--- Extracted records ---
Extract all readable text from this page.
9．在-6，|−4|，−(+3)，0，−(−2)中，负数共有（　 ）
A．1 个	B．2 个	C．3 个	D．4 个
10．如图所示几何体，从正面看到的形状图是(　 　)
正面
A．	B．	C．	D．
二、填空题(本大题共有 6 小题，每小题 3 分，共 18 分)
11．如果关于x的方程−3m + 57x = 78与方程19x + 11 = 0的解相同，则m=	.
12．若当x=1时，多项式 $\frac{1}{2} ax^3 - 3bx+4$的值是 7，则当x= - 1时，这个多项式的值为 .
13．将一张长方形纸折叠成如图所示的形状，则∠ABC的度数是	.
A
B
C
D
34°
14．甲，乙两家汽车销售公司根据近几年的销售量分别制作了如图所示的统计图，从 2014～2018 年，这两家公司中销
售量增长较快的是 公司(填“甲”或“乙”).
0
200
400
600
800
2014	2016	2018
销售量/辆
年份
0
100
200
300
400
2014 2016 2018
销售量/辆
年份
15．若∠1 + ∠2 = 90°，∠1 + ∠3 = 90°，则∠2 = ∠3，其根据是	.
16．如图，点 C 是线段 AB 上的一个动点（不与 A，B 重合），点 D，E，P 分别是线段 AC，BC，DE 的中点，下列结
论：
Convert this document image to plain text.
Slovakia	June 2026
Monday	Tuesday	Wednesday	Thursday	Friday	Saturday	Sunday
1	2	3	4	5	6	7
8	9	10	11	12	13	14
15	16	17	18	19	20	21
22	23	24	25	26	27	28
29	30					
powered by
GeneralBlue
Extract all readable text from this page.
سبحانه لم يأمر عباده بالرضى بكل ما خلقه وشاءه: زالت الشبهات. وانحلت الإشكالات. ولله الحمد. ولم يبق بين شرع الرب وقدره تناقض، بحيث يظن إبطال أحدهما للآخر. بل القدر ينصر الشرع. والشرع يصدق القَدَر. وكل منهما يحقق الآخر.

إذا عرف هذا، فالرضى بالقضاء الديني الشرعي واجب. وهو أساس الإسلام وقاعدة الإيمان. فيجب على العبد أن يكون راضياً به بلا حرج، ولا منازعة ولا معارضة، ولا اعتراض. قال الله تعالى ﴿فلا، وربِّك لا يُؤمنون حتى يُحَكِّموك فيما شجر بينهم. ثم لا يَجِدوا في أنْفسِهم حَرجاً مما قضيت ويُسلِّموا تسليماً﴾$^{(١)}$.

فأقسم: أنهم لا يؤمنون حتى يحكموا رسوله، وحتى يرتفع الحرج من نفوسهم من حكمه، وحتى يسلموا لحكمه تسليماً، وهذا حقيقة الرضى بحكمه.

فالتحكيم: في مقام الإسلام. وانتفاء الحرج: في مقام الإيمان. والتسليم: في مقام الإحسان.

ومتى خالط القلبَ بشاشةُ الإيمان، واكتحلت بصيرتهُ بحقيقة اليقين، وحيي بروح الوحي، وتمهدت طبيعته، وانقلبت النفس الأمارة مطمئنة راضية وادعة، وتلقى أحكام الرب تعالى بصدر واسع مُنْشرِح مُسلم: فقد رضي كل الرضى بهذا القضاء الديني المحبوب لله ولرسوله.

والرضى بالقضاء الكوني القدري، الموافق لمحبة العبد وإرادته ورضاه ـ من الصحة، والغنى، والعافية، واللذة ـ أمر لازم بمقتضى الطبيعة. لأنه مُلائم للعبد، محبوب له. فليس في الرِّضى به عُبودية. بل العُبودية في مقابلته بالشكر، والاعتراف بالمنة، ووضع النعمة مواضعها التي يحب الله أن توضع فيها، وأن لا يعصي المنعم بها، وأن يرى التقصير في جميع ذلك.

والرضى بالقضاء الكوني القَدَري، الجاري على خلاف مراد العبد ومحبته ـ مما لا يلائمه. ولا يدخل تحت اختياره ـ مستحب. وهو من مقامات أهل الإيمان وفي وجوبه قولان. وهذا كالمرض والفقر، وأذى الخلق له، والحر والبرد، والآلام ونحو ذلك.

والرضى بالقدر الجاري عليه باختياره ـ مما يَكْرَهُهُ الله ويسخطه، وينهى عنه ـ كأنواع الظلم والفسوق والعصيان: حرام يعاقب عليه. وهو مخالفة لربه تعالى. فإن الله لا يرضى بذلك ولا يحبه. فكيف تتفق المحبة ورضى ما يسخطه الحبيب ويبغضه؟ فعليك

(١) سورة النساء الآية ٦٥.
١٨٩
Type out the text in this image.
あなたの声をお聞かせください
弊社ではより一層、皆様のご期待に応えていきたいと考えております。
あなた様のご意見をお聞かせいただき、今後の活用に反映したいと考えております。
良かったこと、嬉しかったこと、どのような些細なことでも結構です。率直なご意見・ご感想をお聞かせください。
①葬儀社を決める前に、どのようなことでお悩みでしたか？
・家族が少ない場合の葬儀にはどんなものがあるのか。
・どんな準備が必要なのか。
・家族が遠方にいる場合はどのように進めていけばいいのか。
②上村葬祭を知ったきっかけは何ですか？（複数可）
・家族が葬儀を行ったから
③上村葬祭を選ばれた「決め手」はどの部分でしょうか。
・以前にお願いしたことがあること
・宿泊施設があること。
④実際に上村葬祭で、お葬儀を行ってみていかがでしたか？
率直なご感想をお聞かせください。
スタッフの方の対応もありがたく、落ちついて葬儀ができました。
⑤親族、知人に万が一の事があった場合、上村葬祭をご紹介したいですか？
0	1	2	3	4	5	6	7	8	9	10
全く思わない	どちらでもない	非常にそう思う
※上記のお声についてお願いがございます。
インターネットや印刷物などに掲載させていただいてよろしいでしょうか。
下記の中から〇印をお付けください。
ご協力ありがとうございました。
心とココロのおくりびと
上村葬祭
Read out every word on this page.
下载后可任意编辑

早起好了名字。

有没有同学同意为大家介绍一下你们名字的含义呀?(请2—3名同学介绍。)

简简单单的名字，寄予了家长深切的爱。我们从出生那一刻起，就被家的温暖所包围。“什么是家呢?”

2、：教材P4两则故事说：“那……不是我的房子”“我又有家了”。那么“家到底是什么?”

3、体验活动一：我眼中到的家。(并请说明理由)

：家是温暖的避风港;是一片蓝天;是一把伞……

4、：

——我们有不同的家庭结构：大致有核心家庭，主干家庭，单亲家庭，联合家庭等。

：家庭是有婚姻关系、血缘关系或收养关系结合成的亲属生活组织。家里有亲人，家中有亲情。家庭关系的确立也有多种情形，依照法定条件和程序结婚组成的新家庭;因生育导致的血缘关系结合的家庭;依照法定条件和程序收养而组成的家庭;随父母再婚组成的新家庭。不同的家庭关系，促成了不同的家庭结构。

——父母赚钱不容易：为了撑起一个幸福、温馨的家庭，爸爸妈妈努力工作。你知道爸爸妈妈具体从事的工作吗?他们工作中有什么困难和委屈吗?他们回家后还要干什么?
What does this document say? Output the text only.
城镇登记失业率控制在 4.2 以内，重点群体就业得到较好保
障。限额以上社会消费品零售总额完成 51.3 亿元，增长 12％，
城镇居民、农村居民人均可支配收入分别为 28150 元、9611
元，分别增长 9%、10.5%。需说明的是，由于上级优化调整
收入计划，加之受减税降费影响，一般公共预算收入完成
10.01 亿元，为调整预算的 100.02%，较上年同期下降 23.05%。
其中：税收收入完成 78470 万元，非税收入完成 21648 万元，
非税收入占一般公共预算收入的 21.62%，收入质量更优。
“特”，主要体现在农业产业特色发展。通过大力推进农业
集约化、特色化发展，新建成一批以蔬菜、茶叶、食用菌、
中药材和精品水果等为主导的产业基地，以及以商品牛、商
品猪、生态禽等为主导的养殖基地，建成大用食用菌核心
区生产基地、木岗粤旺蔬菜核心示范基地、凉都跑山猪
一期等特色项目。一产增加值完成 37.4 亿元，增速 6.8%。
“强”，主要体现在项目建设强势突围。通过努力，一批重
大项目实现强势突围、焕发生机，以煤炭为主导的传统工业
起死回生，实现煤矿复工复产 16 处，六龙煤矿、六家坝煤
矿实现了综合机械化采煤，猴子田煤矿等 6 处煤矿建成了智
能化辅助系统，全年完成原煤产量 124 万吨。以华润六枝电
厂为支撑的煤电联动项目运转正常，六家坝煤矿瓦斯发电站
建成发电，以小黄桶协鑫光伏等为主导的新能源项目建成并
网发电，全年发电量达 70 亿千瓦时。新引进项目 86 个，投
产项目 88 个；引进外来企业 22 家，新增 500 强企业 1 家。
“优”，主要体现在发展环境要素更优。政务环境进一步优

--- Your objective ---
Scan the listing above and copy all lines containing the word "الديني".

--- Solution for this exercise ---
إذا عرف هذا، فالرضى بالقضاء الديني الشرعي واجب. وهو أساس الإسلام وقاعدة الإيمان. فيجب على العبد أن يكون راضياً به بلا حرج، ولا منازعة ولا معارضة، ولا اعتراض. قال الله تعالى ﴿فلا، وربِّك لا يُؤمنون حتى يُحَكِّموك فيما شجر بينهم. ثم لا يَجِدوا في أنْفسِهم حَرجاً مما قضيت ويُسلِّموا تسليماً﴾$^{(١)}$.
ومتى خالط القلبَ بشاشةُ الإيمان، واكتحلت بصيرتهُ بحقيقة اليقين، وحيي بروح الوحي، وتمهدت طبيعته، وانقلبت النفس الأمارة مطمئنة راضية وادعة، وتلقى أحكام الرب تعالى بصدر واسع مُنْشرِح مُسلم: فقد رضي كل الرضى بهذا القضاء الديني المحبوب لله ولرسوله.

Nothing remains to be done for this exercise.